* **TASK OBJECTIVE**
Find each line with the string "Panama" and copy it.

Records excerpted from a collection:

╔══

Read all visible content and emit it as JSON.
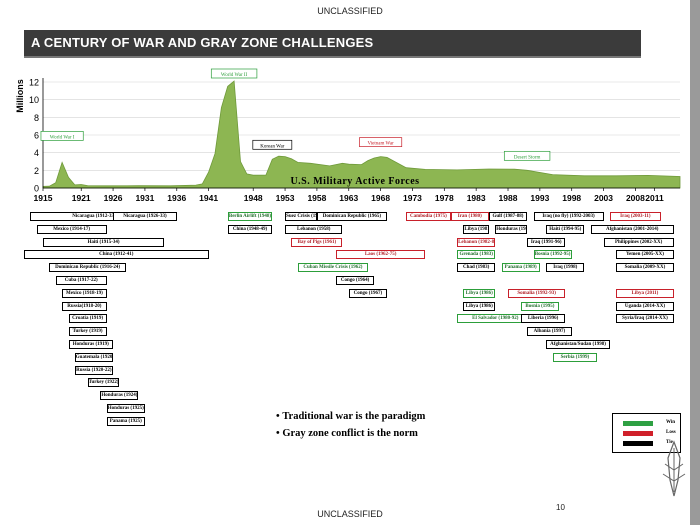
{
  "classification_top": "UNCLASSIFIED",
  "classification_bottom": "UNCLASSIFIED",
  "title": "A CENTURY OF WAR AND GRAY ZONE CHALLENGES",
  "page_number": "10",
  "bullets": [
    "Traditional war is the paradigm",
    "Gray zone conflict is the norm"
  ],
  "legend": [
    {
      "label": "Win",
      "color": "#2ea043"
    },
    {
      "label": "Loss",
      "color": "#d0202a"
    },
    {
      "label": "Tie",
      "color": "#000000"
    }
  ],
  "colors": {
    "area": "#8db652",
    "area_stroke": "#6f9a3a",
    "win": "#2c9e3a",
    "loss": "#c8202a",
    "tie": "#000000"
  },
  "chart_data": {
    "type": "area",
    "title": "U.S. Military Active Forces",
    "ylabel": "Millions",
    "xlabel": "",
    "xlim": [
      1915,
      2015
    ],
    "ylim": [
      0,
      12
    ],
    "y_ticks": [
      "0",
      "2",
      "4",
      "6",
      "8",
      "10",
      "12"
    ],
    "x_ticks": [
      "1915",
      "1921",
      "1926",
      "1931",
      "1936",
      "1941",
      "1948",
      "1953",
      "1958",
      "1963",
      "1968",
      "1973",
      "1978",
      "1983",
      "1988",
      "1993",
      "1998",
      "2003",
      "2008",
      "2011"
    ],
    "grid": true,
    "x": [
      1915,
      1916,
      1917,
      1918,
      1919,
      1920,
      1921,
      1922,
      1925,
      1930,
      1935,
      1939,
      1940,
      1941,
      1942,
      1943,
      1944,
      1945,
      1946,
      1947,
      1948,
      1950,
      1951,
      1952,
      1953,
      1954,
      1955,
      1957,
      1960,
      1962,
      1963,
      1965,
      1966,
      1967,
      1968,
      1969,
      1970,
      1972,
      1975,
      1980,
      1985,
      1989,
      1991,
      1995,
      2000,
      2005,
      2010,
      2015
    ],
    "values": [
      0.18,
      0.2,
      0.6,
      2.9,
      1.2,
      0.35,
      0.4,
      0.27,
      0.25,
      0.26,
      0.25,
      0.33,
      0.46,
      1.8,
      3.9,
      9.1,
      11.5,
      12.1,
      3.0,
      1.6,
      1.45,
      1.46,
      3.25,
      3.6,
      3.55,
      3.3,
      2.9,
      2.8,
      2.5,
      2.8,
      2.7,
      2.65,
      3.1,
      3.4,
      3.55,
      3.46,
      3.07,
      2.3,
      2.1,
      2.05,
      2.15,
      2.13,
      2.0,
      1.52,
      1.38,
      1.38,
      1.43,
      1.3
    ],
    "annotations": [
      {
        "label": "World War I",
        "x": 1918
      },
      {
        "label": "World War II",
        "x": 1945
      },
      {
        "label": "Korean War",
        "x": 1951
      },
      {
        "label": "Vietnam War",
        "x": 1968
      },
      {
        "label": "Desert Storm",
        "x": 1991
      }
    ],
    "events": [
      {
        "label": "Nicaragua (1912-33)",
        "outcome": "tie",
        "row": 0,
        "start": 1913,
        "end": 1933
      },
      {
        "label": "Nicaragua (1926-33)",
        "outcome": "tie",
        "row": 0,
        "start": 1926,
        "end": 1936
      },
      {
        "label": "Mexico (1914-17)",
        "outcome": "tie",
        "row": 1,
        "start": 1914,
        "end": 1925
      },
      {
        "label": "Haiti (1915-34)",
        "outcome": "tie",
        "row": 2,
        "start": 1915,
        "end": 1934
      },
      {
        "label": "China (1912-41)",
        "outcome": "tie",
        "row": 3,
        "start": 1912,
        "end": 1941
      },
      {
        "label": "Dominican Republic (1916-24)",
        "outcome": "tie",
        "row": 4,
        "start": 1916,
        "end": 1928
      },
      {
        "label": "Cuba (1917-22)",
        "outcome": "tie",
        "row": 5,
        "start": 1917,
        "end": 1925
      },
      {
        "label": "Mexico (1918-19)",
        "outcome": "tie",
        "row": 6,
        "start": 1918,
        "end": 1925
      },
      {
        "label": "Russia(1918-20)",
        "outcome": "tie",
        "row": 7,
        "start": 1918,
        "end": 1925
      },
      {
        "label": "Croatia (1919)",
        "outcome": "tie",
        "row": 8,
        "start": 1919,
        "end": 1925
      },
      {
        "label": "Turkey (1919)",
        "outcome": "tie",
        "row": 9,
        "start": 1919,
        "end": 1925
      },
      {
        "label": "Honduras (1919)",
        "outcome": "tie",
        "row": 10,
        "start": 1919,
        "end": 1926
      },
      {
        "label": "Guatemala (1920)",
        "outcome": "tie",
        "row": 11,
        "start": 1920,
        "end": 1926
      },
      {
        "label": "Russia (1920-22)",
        "outcome": "tie",
        "row": 12,
        "start": 1920,
        "end": 1926
      },
      {
        "label": "Turkey (1922)",
        "outcome": "tie",
        "row": 13,
        "start": 1922,
        "end": 1927
      },
      {
        "label": "Honduras (1924)",
        "outcome": "tie",
        "row": 14,
        "start": 1924,
        "end": 1930
      },
      {
        "label": "Honduras (1925)",
        "outcome": "tie",
        "row": 15,
        "start": 1925,
        "end": 1931
      },
      {
        "label": "Panama (1925)",
        "outcome": "tie",
        "row": 16,
        "start": 1925,
        "end": 1931
      },
      {
        "label": "Berlin Airlift (1948)",
        "outcome": "win",
        "row": 0,
        "start": 1944,
        "end": 1951
      },
      {
        "label": "China (1948-49)",
        "outcome": "tie",
        "row": 1,
        "start": 1944,
        "end": 1951
      },
      {
        "label": "Suez Crisis (1956)",
        "outcome": "tie",
        "row": 0,
        "start": 1953,
        "end": 1958
      },
      {
        "label": "Dominican Republic (1965)",
        "outcome": "tie",
        "row": 0,
        "start": 1958,
        "end": 1969
      },
      {
        "label": "Lebanon (1958)",
        "outcome": "tie",
        "row": 1,
        "start": 1953,
        "end": 1962
      },
      {
        "label": "Bay of Pigs (1961)",
        "outcome": "loss",
        "row": 2,
        "start": 1954,
        "end": 1962
      },
      {
        "label": "Laos (1962-75)",
        "outcome": "loss",
        "row": 3,
        "start": 1961,
        "end": 1975
      },
      {
        "label": "Cuban Missile Crisis (1962)",
        "outcome": "win",
        "row": 4,
        "start": 1955,
        "end": 1966
      },
      {
        "label": "Congo (1964)",
        "outcome": "tie",
        "row": 5,
        "start": 1961,
        "end": 1967
      },
      {
        "label": "Congo (1967)",
        "outcome": "tie",
        "row": 6,
        "start": 1963,
        "end": 1969
      },
      {
        "label": "Cambodia (1975)",
        "outcome": "loss",
        "row": 0,
        "start": 1972,
        "end": 1979
      },
      {
        "label": "Iran (1980)",
        "outcome": "loss",
        "row": 0,
        "start": 1979,
        "end": 1985
      },
      {
        "label": "Gulf (1987-88)",
        "outcome": "tie",
        "row": 0,
        "start": 1985,
        "end": 1991
      },
      {
        "label": "Iraq (no fly) (1992-2003)",
        "outcome": "tie",
        "row": 0,
        "start": 1992,
        "end": 2003
      },
      {
        "label": "Iraq (2003-11)",
        "outcome": "loss",
        "row": 0,
        "start": 2004,
        "end": 2012
      },
      {
        "label": "Libya (1981)",
        "outcome": "tie",
        "row": 1,
        "start": 1981,
        "end": 1985
      },
      {
        "label": "Honduras (1988)",
        "outcome": "tie",
        "row": 1,
        "start": 1986,
        "end": 1991
      },
      {
        "label": "Haiti (1994-95)",
        "outcome": "tie",
        "row": 1,
        "start": 1994,
        "end": 2000
      },
      {
        "label": "Afghanistan (2001-2014)",
        "outcome": "tie",
        "row": 1,
        "start": 2001,
        "end": 2014
      },
      {
        "label": "Lebanon (1982-83)",
        "outcome": "loss",
        "row": 2,
        "start": 1980,
        "end": 1986
      },
      {
        "label": "Iraq (1991-96)",
        "outcome": "tie",
        "row": 2,
        "start": 1991,
        "end": 1997
      },
      {
        "label": "Philippines (2002-XX)",
        "outcome": "tie",
        "row": 2,
        "start": 2003,
        "end": 2014
      },
      {
        "label": "Grenada (1983)",
        "outcome": "win",
        "row": 3,
        "start": 1980,
        "end": 1986
      },
      {
        "label": "Bosnia (1992-95)",
        "outcome": "win",
        "row": 3,
        "start": 1992,
        "end": 1998
      },
      {
        "label": "Yemen (2005-XX)",
        "outcome": "tie",
        "row": 3,
        "start": 2005,
        "end": 2014
      },
      {
        "label": "Chad (1983)",
        "outcome": "tie",
        "row": 4,
        "start": 1980,
        "end": 1986
      },
      {
        "label": "Panama (1989)",
        "outcome": "win",
        "row": 4,
        "start": 1987,
        "end": 1993
      },
      {
        "label": "Iraq (1998)",
        "outcome": "tie",
        "row": 4,
        "start": 1994,
        "end": 2000
      },
      {
        "label": "Somalia (2009-XX)",
        "outcome": "tie",
        "row": 4,
        "start": 2005,
        "end": 2014
      },
      {
        "label": "Libya (1986)",
        "outcome": "win",
        "row": 6,
        "start": 1981,
        "end": 1986
      },
      {
        "label": "Somalia (1992-93)",
        "outcome": "loss",
        "row": 6,
        "start": 1988,
        "end": 1997
      },
      {
        "label": "Libya (2011)",
        "outcome": "loss",
        "row": 6,
        "start": 2005,
        "end": 2014
      },
      {
        "label": "Libya (1986)",
        "outcome": "tie",
        "row": 7,
        "start": 1981,
        "end": 1986
      },
      {
        "label": "Bosnia (1995)",
        "outcome": "win",
        "row": 7,
        "start": 1990,
        "end": 1996
      },
      {
        "label": "Uganda (2014-XX)",
        "outcome": "tie",
        "row": 7,
        "start": 2005,
        "end": 2014
      },
      {
        "label": "El Salvador (1980-92)",
        "outcome": "win",
        "row": 8,
        "start": 1980,
        "end": 1992
      },
      {
        "label": "Liberia (1996)",
        "outcome": "tie",
        "row": 8,
        "start": 1990,
        "end": 1997
      },
      {
        "label": "Syria/Iraq (2014-XX)",
        "outcome": "tie",
        "row": 8,
        "start": 2005,
        "end": 2014
      },
      {
        "label": "Albania (1997)",
        "outcome": "tie",
        "row": 9,
        "start": 1991,
        "end": 1998
      },
      {
        "label": "Afghanistan/Sudan (1998)",
        "outcome": "tie",
        "row": 10,
        "start": 1994,
        "end": 2004
      },
      {
        "label": "Serbia (1999)",
        "outcome": "win",
        "row": 11,
        "start": 1995,
        "end": 2002
      }
    ]
  }
}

╚══

* **FINAL RESULT**
        "label": "Panama (1925)",
        "label": "Panama (1989)",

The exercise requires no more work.